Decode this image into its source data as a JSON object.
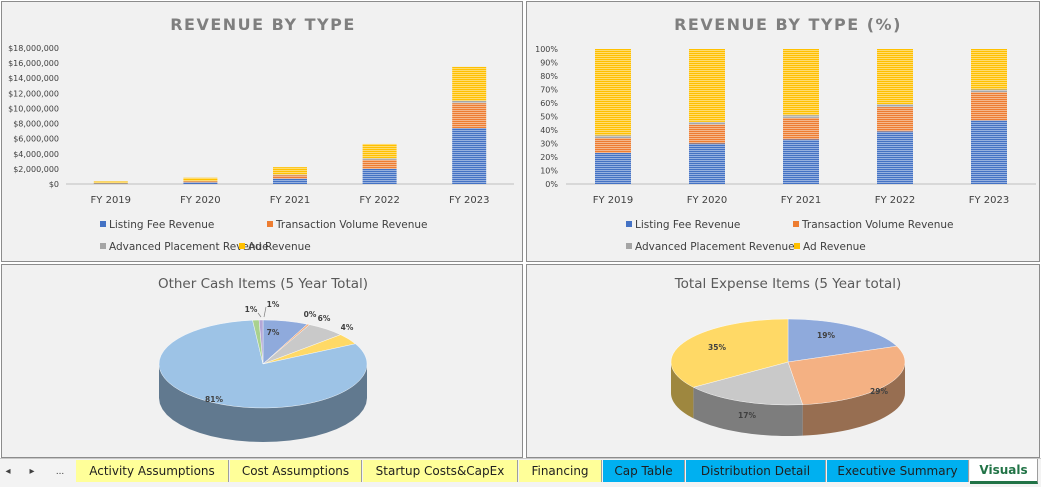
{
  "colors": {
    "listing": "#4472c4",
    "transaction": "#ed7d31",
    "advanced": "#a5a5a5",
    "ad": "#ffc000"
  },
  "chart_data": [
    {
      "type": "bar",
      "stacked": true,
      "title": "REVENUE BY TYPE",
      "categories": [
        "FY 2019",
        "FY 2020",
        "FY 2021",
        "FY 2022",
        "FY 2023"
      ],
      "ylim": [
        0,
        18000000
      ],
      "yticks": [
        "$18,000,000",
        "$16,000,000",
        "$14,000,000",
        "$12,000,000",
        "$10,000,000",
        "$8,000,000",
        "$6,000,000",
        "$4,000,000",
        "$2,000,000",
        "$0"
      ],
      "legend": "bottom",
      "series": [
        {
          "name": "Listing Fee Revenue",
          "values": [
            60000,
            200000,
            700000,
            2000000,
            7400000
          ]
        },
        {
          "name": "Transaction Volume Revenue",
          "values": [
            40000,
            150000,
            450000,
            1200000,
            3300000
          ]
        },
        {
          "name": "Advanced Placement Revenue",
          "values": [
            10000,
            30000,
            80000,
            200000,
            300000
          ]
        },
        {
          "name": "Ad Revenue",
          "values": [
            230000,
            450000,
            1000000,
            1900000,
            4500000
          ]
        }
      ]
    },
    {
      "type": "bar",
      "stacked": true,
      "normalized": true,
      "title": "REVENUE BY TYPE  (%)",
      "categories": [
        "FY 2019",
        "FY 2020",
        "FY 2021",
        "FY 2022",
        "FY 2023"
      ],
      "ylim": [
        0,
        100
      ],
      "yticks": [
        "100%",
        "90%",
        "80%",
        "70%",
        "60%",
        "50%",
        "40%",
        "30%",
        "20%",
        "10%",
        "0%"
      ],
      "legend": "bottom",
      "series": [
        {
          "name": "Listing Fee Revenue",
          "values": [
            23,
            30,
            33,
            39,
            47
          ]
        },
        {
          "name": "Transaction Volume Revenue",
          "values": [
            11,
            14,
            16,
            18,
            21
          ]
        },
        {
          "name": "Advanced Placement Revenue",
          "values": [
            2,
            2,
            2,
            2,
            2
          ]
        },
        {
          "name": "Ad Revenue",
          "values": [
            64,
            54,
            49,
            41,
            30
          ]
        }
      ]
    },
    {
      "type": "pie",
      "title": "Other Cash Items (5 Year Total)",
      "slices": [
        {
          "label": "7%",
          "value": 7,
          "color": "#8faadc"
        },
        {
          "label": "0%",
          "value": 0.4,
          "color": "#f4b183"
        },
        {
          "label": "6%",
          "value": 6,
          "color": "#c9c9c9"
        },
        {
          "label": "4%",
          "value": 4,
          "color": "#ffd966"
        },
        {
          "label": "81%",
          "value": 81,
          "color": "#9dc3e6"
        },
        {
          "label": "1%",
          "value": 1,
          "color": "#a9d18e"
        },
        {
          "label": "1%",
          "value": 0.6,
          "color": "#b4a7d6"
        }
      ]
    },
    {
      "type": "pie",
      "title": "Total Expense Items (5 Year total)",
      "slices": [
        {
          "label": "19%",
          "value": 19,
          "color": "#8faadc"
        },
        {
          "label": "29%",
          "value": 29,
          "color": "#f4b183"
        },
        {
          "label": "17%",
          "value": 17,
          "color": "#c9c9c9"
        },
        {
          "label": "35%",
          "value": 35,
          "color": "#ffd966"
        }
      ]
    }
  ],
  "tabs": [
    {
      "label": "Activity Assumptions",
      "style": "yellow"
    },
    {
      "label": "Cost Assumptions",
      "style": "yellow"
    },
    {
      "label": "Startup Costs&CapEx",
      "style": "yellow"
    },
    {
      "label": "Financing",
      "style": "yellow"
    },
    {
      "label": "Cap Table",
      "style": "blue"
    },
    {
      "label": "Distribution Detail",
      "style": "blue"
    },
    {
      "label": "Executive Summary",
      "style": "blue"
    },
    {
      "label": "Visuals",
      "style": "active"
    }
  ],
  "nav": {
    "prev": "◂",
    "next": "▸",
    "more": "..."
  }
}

● ● ● ●

Above are records to transcribe exactly; leave their pictures out.

Decode this image into its source data as a JSON object.
{
  "colors": {
    "listing": "#4472c4",
    "transaction": "#ed7d31",
    "advanced": "#a5a5a5",
    "ad": "#ffc000"
  },
  "chart_data": [
    {
      "type": "bar",
      "stacked": true,
      "title": "REVENUE BY TYPE",
      "categories": [
        "FY 2019",
        "FY 2020",
        "FY 2021",
        "FY 2022",
        "FY 2023"
      ],
      "ylim": [
        0,
        18000000
      ],
      "yticks": [
        "$18,000,000",
        "$16,000,000",
        "$14,000,000",
        "$12,000,000",
        "$10,000,000",
        "$8,000,000",
        "$6,000,000",
        "$4,000,000",
        "$2,000,000",
        "$0"
      ],
      "legend": "bottom",
      "series": [
        {
          "name": "Listing Fee Revenue",
          "values": [
            60000,
            200000,
            700000,
            2000000,
            7400000
          ]
        },
        {
          "name": "Transaction Volume Revenue",
          "values": [
            40000,
            150000,
            450000,
            1200000,
            3300000
          ]
        },
        {
          "name": "Advanced Placement Revenue",
          "values": [
            10000,
            30000,
            80000,
            200000,
            300000
          ]
        },
        {
          "name": "Ad Revenue",
          "values": [
            230000,
            450000,
            1000000,
            1900000,
            4500000
          ]
        }
      ]
    },
    {
      "type": "bar",
      "stacked": true,
      "normalized": true,
      "title": "REVENUE BY TYPE  (%)",
      "categories": [
        "FY 2019",
        "FY 2020",
        "FY 2021",
        "FY 2022",
        "FY 2023"
      ],
      "ylim": [
        0,
        100
      ],
      "yticks": [
        "100%",
        "90%",
        "80%",
        "70%",
        "60%",
        "50%",
        "40%",
        "30%",
        "20%",
        "10%",
        "0%"
      ],
      "legend": "bottom",
      "series": [
        {
          "name": "Listing Fee Revenue",
          "values": [
            23,
            30,
            33,
            39,
            47
          ]
        },
        {
          "name": "Transaction Volume Revenue",
          "values": [
            11,
            14,
            16,
            18,
            21
          ]
        },
        {
          "name": "Advanced Placement Revenue",
          "values": [
            2,
            2,
            2,
            2,
            2
          ]
        },
        {
          "name": "Ad Revenue",
          "values": [
            64,
            54,
            49,
            41,
            30
          ]
        }
      ]
    },
    {
      "type": "pie",
      "title": "Other Cash Items (5 Year Total)",
      "slices": [
        {
          "label": "7%",
          "value": 7,
          "color": "#8faadc"
        },
        {
          "label": "0%",
          "value": 0.4,
          "color": "#f4b183"
        },
        {
          "label": "6%",
          "value": 6,
          "color": "#c9c9c9"
        },
        {
          "label": "4%",
          "value": 4,
          "color": "#ffd966"
        },
        {
          "label": "81%",
          "value": 81,
          "color": "#9dc3e6"
        },
        {
          "label": "1%",
          "value": 1,
          "color": "#a9d18e"
        },
        {
          "label": "1%",
          "value": 0.6,
          "color": "#b4a7d6"
        }
      ]
    },
    {
      "type": "pie",
      "title": "Total Expense Items (5 Year total)",
      "slices": [
        {
          "label": "19%",
          "value": 19,
          "color": "#8faadc"
        },
        {
          "label": "29%",
          "value": 29,
          "color": "#f4b183"
        },
        {
          "label": "17%",
          "value": 17,
          "color": "#c9c9c9"
        },
        {
          "label": "35%",
          "value": 35,
          "color": "#ffd966"
        }
      ]
    }
  ],
  "tabs": [
    {
      "label": "Activity Assumptions",
      "style": "yellow"
    },
    {
      "label": "Cost Assumptions",
      "style": "yellow"
    },
    {
      "label": "Startup Costs&CapEx",
      "style": "yellow"
    },
    {
      "label": "Financing",
      "style": "yellow"
    },
    {
      "label": "Cap Table",
      "style": "blue"
    },
    {
      "label": "Distribution Detail",
      "style": "blue"
    },
    {
      "label": "Executive Summary",
      "style": "blue"
    },
    {
      "label": "Visuals",
      "style": "active"
    }
  ],
  "nav": {
    "prev": "◂",
    "next": "▸",
    "more": "..."
  }
}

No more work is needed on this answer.